[Entries taken from a collection]
━━━
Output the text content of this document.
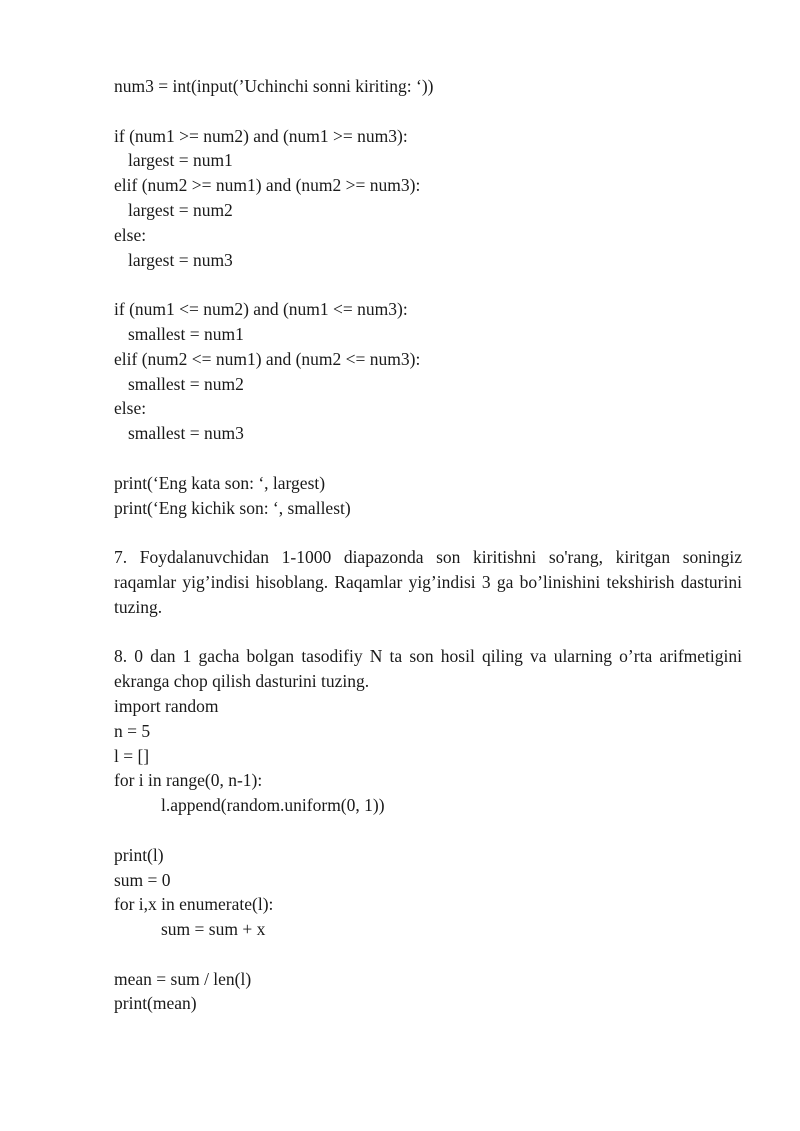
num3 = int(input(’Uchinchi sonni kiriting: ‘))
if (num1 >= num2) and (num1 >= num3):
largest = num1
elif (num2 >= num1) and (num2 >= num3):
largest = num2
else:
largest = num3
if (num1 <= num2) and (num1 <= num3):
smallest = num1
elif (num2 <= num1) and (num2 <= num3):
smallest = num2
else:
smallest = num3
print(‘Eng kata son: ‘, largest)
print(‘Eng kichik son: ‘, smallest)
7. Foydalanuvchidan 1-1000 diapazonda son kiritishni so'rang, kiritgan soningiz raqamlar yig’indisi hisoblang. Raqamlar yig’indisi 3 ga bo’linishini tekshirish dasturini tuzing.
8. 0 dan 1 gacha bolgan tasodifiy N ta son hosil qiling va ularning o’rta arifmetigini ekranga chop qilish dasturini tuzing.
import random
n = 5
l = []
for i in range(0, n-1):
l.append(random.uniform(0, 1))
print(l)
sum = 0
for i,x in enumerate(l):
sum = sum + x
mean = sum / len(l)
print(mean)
━━━
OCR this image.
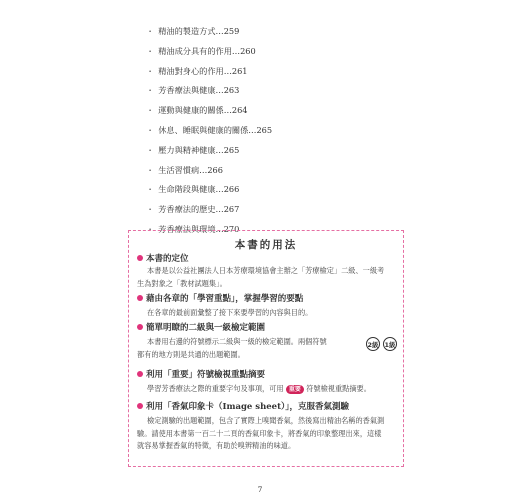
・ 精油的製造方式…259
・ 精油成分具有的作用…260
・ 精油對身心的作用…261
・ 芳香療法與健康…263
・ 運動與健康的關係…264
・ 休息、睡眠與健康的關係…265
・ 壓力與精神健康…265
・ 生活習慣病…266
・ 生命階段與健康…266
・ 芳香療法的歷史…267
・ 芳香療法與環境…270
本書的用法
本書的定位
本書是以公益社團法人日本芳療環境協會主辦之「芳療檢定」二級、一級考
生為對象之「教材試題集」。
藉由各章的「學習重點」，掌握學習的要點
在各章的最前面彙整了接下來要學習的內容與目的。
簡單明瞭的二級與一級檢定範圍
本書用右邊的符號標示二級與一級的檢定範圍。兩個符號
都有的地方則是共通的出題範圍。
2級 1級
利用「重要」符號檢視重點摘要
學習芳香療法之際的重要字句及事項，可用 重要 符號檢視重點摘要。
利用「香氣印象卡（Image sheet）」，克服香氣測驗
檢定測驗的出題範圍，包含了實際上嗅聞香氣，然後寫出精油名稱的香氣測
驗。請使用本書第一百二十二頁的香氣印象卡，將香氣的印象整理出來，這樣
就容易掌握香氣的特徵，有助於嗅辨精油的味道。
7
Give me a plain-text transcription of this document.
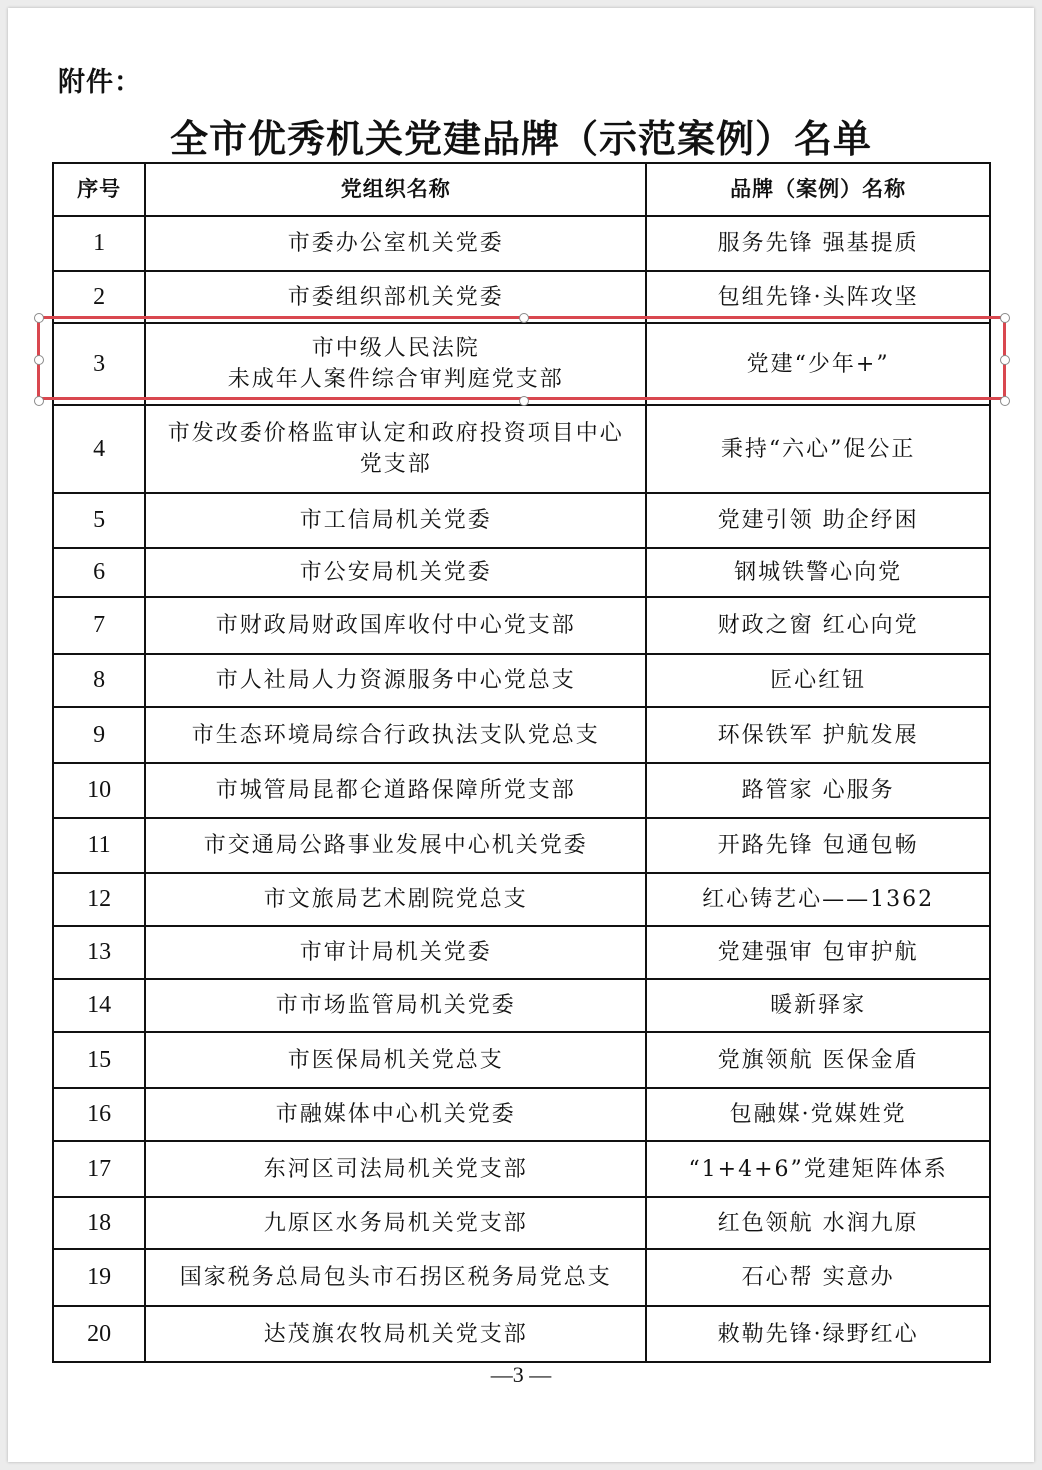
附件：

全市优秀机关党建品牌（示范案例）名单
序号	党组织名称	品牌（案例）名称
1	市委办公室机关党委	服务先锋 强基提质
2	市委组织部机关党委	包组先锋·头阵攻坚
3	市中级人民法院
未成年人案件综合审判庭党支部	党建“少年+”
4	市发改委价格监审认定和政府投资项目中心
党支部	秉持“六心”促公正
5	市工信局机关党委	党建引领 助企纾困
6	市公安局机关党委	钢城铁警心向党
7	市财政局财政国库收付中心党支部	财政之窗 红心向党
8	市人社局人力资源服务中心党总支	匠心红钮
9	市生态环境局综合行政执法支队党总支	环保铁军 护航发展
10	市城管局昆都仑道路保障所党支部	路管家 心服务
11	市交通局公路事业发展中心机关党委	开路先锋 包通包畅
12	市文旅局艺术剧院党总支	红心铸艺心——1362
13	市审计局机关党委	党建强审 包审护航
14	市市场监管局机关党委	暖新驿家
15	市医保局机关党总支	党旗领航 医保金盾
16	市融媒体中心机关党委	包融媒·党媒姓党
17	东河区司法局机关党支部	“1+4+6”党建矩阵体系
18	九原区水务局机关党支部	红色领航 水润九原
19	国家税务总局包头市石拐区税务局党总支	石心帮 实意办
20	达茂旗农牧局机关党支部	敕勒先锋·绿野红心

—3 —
━━━
• _Set problem_
Scan the listing above and identify each line holding the string "dasturini"; copy every such line.

• _Solution for this exercise_
7. Foydalanuvchidan 1-1000 diapazonda son kiritishni so'rang, kiritgan soningiz raqamlar yig’indisi hisoblang. Raqamlar yig’indisi 3 ga bo’linishini tekshirish dasturini tuzing.
8. 0 dan 1 gacha bolgan tasodifiy N ta son hosil qiling va ularning o’rta arifmetigini ekranga chop qilish dasturini tuzing.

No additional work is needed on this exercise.